» **PROBLEM DETAILS**
Reproduce the records below in their entirety, character for character.
## BEGIN LISTING
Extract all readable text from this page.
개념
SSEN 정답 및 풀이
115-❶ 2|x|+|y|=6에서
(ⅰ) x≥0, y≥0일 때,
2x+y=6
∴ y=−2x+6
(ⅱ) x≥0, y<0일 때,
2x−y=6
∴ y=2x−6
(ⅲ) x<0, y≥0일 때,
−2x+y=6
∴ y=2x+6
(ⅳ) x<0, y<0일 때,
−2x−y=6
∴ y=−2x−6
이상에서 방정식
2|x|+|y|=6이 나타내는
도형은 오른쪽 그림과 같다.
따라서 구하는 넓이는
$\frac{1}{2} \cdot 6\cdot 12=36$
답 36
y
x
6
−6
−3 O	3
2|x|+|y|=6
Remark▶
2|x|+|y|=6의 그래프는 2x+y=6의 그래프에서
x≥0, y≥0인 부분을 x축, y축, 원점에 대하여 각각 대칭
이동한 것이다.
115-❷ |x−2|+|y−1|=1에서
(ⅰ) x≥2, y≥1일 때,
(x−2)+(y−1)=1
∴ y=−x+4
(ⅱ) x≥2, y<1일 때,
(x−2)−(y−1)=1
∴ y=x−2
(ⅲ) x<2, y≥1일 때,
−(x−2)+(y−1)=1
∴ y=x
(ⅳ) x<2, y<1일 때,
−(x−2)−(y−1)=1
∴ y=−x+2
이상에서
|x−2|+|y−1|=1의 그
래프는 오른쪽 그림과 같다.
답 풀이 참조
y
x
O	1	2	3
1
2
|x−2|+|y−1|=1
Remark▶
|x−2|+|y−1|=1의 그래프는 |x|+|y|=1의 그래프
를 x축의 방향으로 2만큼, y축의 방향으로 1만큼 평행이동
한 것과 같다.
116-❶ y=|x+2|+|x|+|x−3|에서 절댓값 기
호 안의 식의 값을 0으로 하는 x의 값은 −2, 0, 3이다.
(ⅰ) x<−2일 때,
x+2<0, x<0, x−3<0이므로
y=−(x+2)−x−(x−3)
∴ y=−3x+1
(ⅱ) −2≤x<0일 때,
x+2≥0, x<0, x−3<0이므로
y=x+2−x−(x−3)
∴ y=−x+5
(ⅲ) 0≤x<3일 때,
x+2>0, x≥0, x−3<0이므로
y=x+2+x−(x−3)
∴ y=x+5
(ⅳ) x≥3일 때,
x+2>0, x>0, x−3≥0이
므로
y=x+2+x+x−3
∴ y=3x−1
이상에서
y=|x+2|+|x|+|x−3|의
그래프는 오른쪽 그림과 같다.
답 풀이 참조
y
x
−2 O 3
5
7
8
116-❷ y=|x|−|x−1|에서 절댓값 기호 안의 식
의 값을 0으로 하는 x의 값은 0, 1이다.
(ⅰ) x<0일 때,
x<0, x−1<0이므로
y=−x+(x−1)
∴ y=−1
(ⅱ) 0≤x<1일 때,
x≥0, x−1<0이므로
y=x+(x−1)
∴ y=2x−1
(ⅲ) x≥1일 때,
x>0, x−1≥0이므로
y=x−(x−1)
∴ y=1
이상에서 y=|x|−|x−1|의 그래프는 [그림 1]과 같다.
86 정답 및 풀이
## END LISTING
» **WRITTEN REPLY**
Extract all readable text from this page.
개념
SSEN 정답 및 풀이
115-❶ 2|x|+|y|=6에서
(ⅰ) x≥0, y≥0일 때,
2x+y=6
∴ y=−2x+6
(ⅱ) x≥0, y<0일 때,
2x−y=6
∴ y=2x−6
(ⅲ) x<0, y≥0일 때,
−2x+y=6
∴ y=2x+6
(ⅳ) x<0, y<0일 때,
−2x−y=6
∴ y=−2x−6
이상에서 방정식
2|x|+|y|=6이 나타내는
도형은 오른쪽 그림과 같다.
따라서 구하는 넓이는
$\frac{1}{2} \cdot 6\cdot 12=36$
답 36
y
x
6
−6
−3 O	3
2|x|+|y|=6
Remark▶
2|x|+|y|=6의 그래프는 2x+y=6의 그래프에서
x≥0, y≥0인 부분을 x축, y축, 원점에 대하여 각각 대칭
이동한 것이다.
115-❷ |x−2|+|y−1|=1에서
(ⅰ) x≥2, y≥1일 때,
(x−2)+(y−1)=1
∴ y=−x+4
(ⅱ) x≥2, y<1일 때,
(x−2)−(y−1)=1
∴ y=x−2
(ⅲ) x<2, y≥1일 때,
−(x−2)+(y−1)=1
∴ y=x
(ⅳ) x<2, y<1일 때,
−(x−2)−(y−1)=1
∴ y=−x+2
이상에서
|x−2|+|y−1|=1의 그
래프는 오른쪽 그림과 같다.
답 풀이 참조
y
x
O	1	2	3
1
2
|x−2|+|y−1|=1
Remark▶
|x−2|+|y−1|=1의 그래프는 |x|+|y|=1의 그래프
를 x축의 방향으로 2만큼, y축의 방향으로 1만큼 평행이동
한 것과 같다.
116-❶ y=|x+2|+|x|+|x−3|에서 절댓값 기
호 안의 식의 값을 0으로 하는 x의 값은 −2, 0, 3이다.
(ⅰ) x<−2일 때,
x+2<0, x<0, x−3<0이므로
y=−(x+2)−x−(x−3)
∴ y=−3x+1
(ⅱ) −2≤x<0일 때,
x+2≥0, x<0, x−3<0이므로
y=x+2−x−(x−3)
∴ y=−x+5
(ⅲ) 0≤x<3일 때,
x+2>0, x≥0, x−3<0이므로
y=x+2+x−(x−3)
∴ y=x+5
(ⅳ) x≥3일 때,
x+2>0, x>0, x−3≥0이
므로
y=x+2+x+x−3
∴ y=3x−1
이상에서
y=|x+2|+|x|+|x−3|의
그래프는 오른쪽 그림과 같다.
답 풀이 참조
y
x
−2 O 3
5
7
8
116-❷ y=|x|−|x−1|에서 절댓값 기호 안의 식
의 값을 0으로 하는 x의 값은 0, 1이다.
(ⅰ) x<0일 때,
x<0, x−1<0이므로
y=−x+(x−1)
∴ y=−1
(ⅱ) 0≤x<1일 때,
x≥0, x−1<0이므로
y=x+(x−1)
∴ y=2x−1
(ⅲ) x≥1일 때,
x>0, x−1≥0이므로
y=x−(x−1)
∴ y=1
이상에서 y=|x|−|x−1|의 그래프는 [그림 1]과 같다.
86 정답 및 풀이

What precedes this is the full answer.